# [TASK DETAILS]
Your task is to output the listing word for word, with pictures excluded.
------------
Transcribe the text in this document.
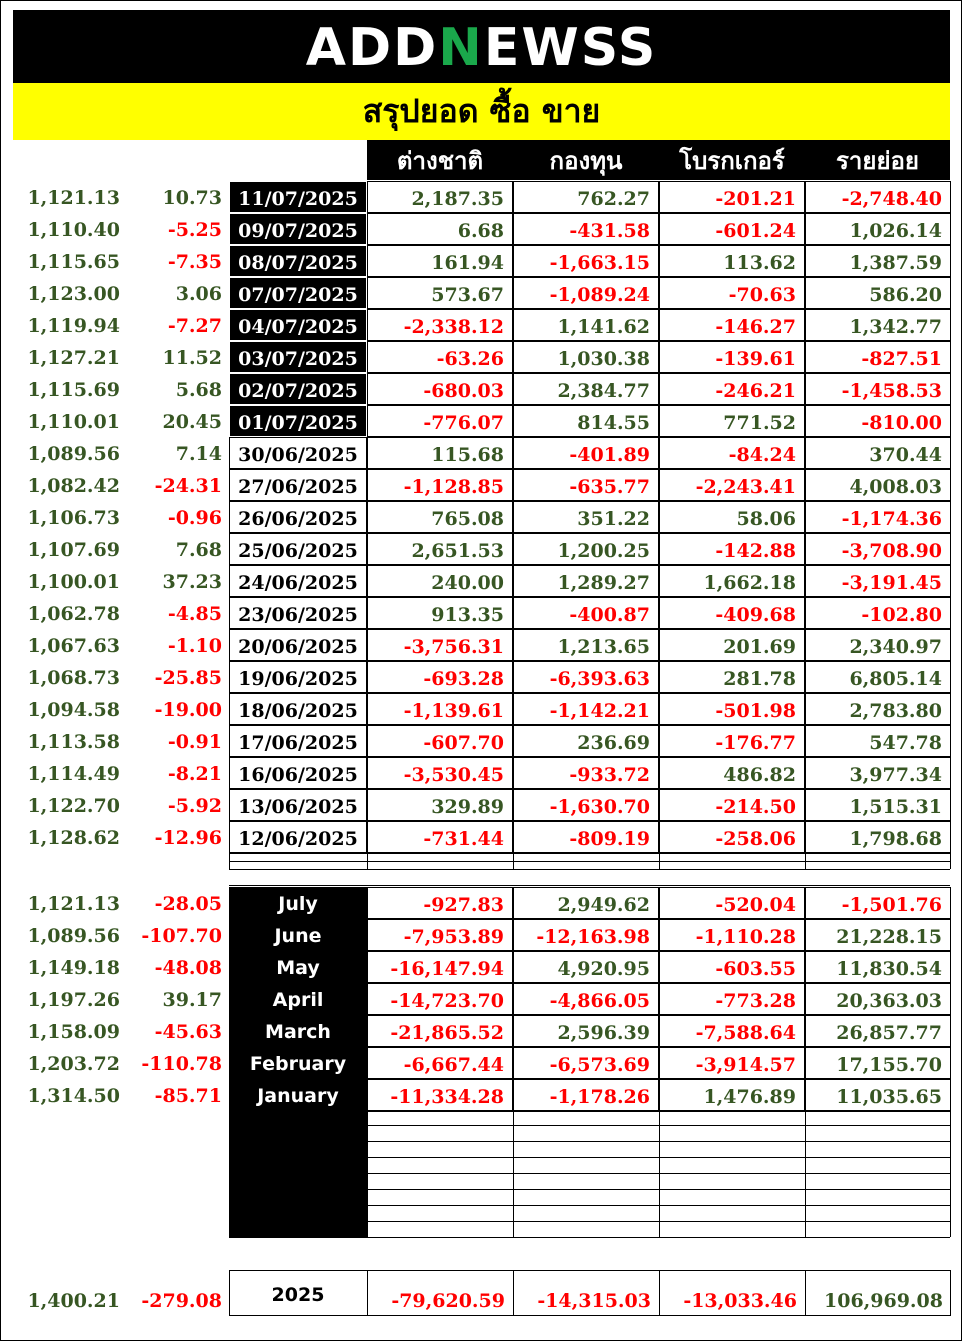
ADDNEWSS
สรุปยอด ซื้อ ขาย
ต่างชาติ	กองทุน	โบรกเกอร์	รายย่อย
1,121.13	10.73 11/07/2025	2,187.35	762.27	-201.21	-2,748.40
1,110.40	-5.25 09/07/2025	6.68	-431.58	-601.24	1,026.14
1,115.65	-7.35 08/07/2025	161.94	-1,663.15	113.62	1,387.59
1,123.00	3.06 07/07/2025	573.67	-1,089.24	-70.63	586.20
1,119.94	-7.27 04/07/2025	-2,338.12	1,141.62	-146.27	1,342.77
1,127.21	11.52 03/07/2025	-63.26	1,030.38	-139.61	-827.51
1,115.69	5.68 02/07/2025	-680.03	2,384.77	-246.21	-1,458.53
1,110.01	20.45 01/07/2025	-776.07	814.55	771.52	-810.00
1,089.56	7.14 30/06/2025	115.68	-401.89	-84.24	370.44
1,082.42	-24.31 27/06/2025	-1,128.85	-635.77	-2,243.41	4,008.03
1,106.73	-0.96 26/06/2025	765.08	351.22	58.06	-1,174.36
1,107.69	7.68 25/06/2025	2,651.53	1,200.25	-142.88	-3,708.90
1,100.01	37.23 24/06/2025	240.00	1,289.27	1,662.18	-3,191.45
1,062.78	-4.85 23/06/2025	913.35	-400.87	-409.68	-102.80
1,067.63	-1.10 20/06/2025	-3,756.31	1,213.65	201.69	2,340.97
1,068.73	-25.85 19/06/2025	-693.28	-6,393.63	281.78	6,805.14
1,094.58	-19.00 18/06/2025	-1,139.61	-1,142.21	-501.98	2,783.80
1,113.58	-0.91 17/06/2025	-607.70	236.69	-176.77	547.78
1,114.49	-8.21 16/06/2025	-3,530.45	-933.72	486.82	3,977.34
1,122.70	-5.92 13/06/2025	329.89	-1,630.70	-214.50	1,515.31
1,128.62	-12.96 12/06/2025	-731.44	-809.19	-258.06	1,798.68
1,121.13	-28.05	July	-927.83	2,949.62	-520.04	-1,501.76
1,089.56	-107.70	June	-7,953.89	-12,163.98	-1,110.28	21,228.15
1,149.18	-48.08	May	-16,147.94	4,920.95	-603.55	11,830.54
1,197.26	39.17	April	-14,723.70	-4,866.05	-773.28	20,363.03
1,158.09	-45.63	March	-21,865.52	2,596.39	-7,588.64	26,857.77
1,203.72	-110.78	February	-6,667.44	-6,573.69	-3,914.57	17,155.70
1,314.50	-85.71	January	-11,334.28	-1,178.26	1,476.89	11,035.65
1,400.21	-279.08	2025	-79,620.59	-14,315.03	-13,033.46	106,969.08
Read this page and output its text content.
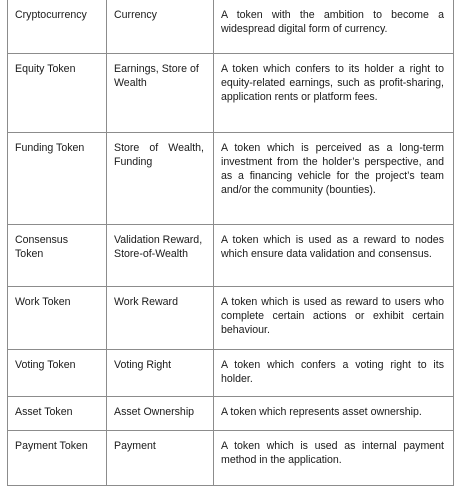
Cryptocurrency	Currency	A token with the ambition to become a widespread digital form of currency.
Equity Token	Earnings, Store of Wealth	A token which confers to its holder a right to equity-related earnings, such as profit-sharing, application rents or platform fees.
Funding Token	Store of Wealth, Funding	A token which is perceived as a long-term investment from the holder’s perspective, and as a financing vehicle for the project’s team and/or the community (bounties).
Consensus Token	Validation Reward, Store-of-Wealth	A token which is used as a reward to nodes which ensure data validation and consensus.
Work Token	Work Reward	A token which is used as reward to users who complete certain actions or exhibit certain behaviour.
Voting Token	Voting Right	A token which confers a voting right to its holder.
Asset Token	Asset Ownership	A token which represents asset ownership.
Payment Token	Payment	A token which is used as internal payment method in the application.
------------
# [FULL ANSWER]
Transcribe the text in this document.
ADDNEWSS
สรุปยอด ซื้อ ขาย
ต่างชาติ	กองทุน	โบรกเกอร์	รายย่อย
1,121.13	10.73 11/07/2025	2,187.35	762.27	-201.21	-2,748.40
1,110.40	-5.25 09/07/2025	6.68	-431.58	-601.24	1,026.14
1,115.65	-7.35 08/07/2025	161.94	-1,663.15	113.62	1,387.59
1,123.00	3.06 07/07/2025	573.67	-1,089.24	-70.63	586.20
1,119.94	-7.27 04/07/2025	-2,338.12	1,141.62	-146.27	1,342.77
1,127.21	11.52 03/07/2025	-63.26	1,030.38	-139.61	-827.51
1,115.69	5.68 02/07/2025	-680.03	2,384.77	-246.21	-1,458.53
1,110.01	20.45 01/07/2025	-776.07	814.55	771.52	-810.00
1,089.56	7.14 30/06/2025	115.68	-401.89	-84.24	370.44
1,082.42	-24.31 27/06/2025	-1,128.85	-635.77	-2,243.41	4,008.03
1,106.73	-0.96 26/06/2025	765.08	351.22	58.06	-1,174.36
1,107.69	7.68 25/06/2025	2,651.53	1,200.25	-142.88	-3,708.90
1,100.01	37.23 24/06/2025	240.00	1,289.27	1,662.18	-3,191.45
1,062.78	-4.85 23/06/2025	913.35	-400.87	-409.68	-102.80
1,067.63	-1.10 20/06/2025	-3,756.31	1,213.65	201.69	2,340.97
1,068.73	-25.85 19/06/2025	-693.28	-6,393.63	281.78	6,805.14
1,094.58	-19.00 18/06/2025	-1,139.61	-1,142.21	-501.98	2,783.80
1,113.58	-0.91 17/06/2025	-607.70	236.69	-176.77	547.78
1,114.49	-8.21 16/06/2025	-3,530.45	-933.72	486.82	3,977.34
1,122.70	-5.92 13/06/2025	329.89	-1,630.70	-214.50	1,515.31
1,128.62	-12.96 12/06/2025	-731.44	-809.19	-258.06	1,798.68
1,121.13	-28.05	July	-927.83	2,949.62	-520.04	-1,501.76
1,089.56	-107.70	June	-7,953.89	-12,163.98	-1,110.28	21,228.15
1,149.18	-48.08	May	-16,147.94	4,920.95	-603.55	11,830.54
1,197.26	39.17	April	-14,723.70	-4,866.05	-773.28	20,363.03
1,158.09	-45.63	March	-21,865.52	2,596.39	-7,588.64	26,857.77
1,203.72	-110.78	February	-6,667.44	-6,573.69	-3,914.57	17,155.70
1,314.50	-85.71	January	-11,334.28	-1,178.26	1,476.89	11,035.65
1,400.21	-279.08	2025	-79,620.59	-14,315.03	-13,033.46	106,969.08
Read this page and output its text content.
Cryptocurrency	Currency	A token with the ambition to become a widespread digital form of currency.
Equity Token	Earnings, Store of Wealth	A token which confers to its holder a right to equity-related earnings, such as profit-sharing, application rents or platform fees.
Funding Token	Store of Wealth, Funding	A token which is perceived as a long-term investment from the holder’s perspective, and as a financing vehicle for the project’s team and/or the community (bounties).
Consensus Token	Validation Reward, Store-of-Wealth	A token which is used as a reward to nodes which ensure data validation and consensus.
Work Token	Work Reward	A token which is used as reward to users who complete certain actions or exhibit certain behaviour.
Voting Token	Voting Right	A token which confers a voting right to its holder.
Asset Token	Asset Ownership	A token which represents asset ownership.
Payment Token	Payment	A token which is used as internal payment method in the application.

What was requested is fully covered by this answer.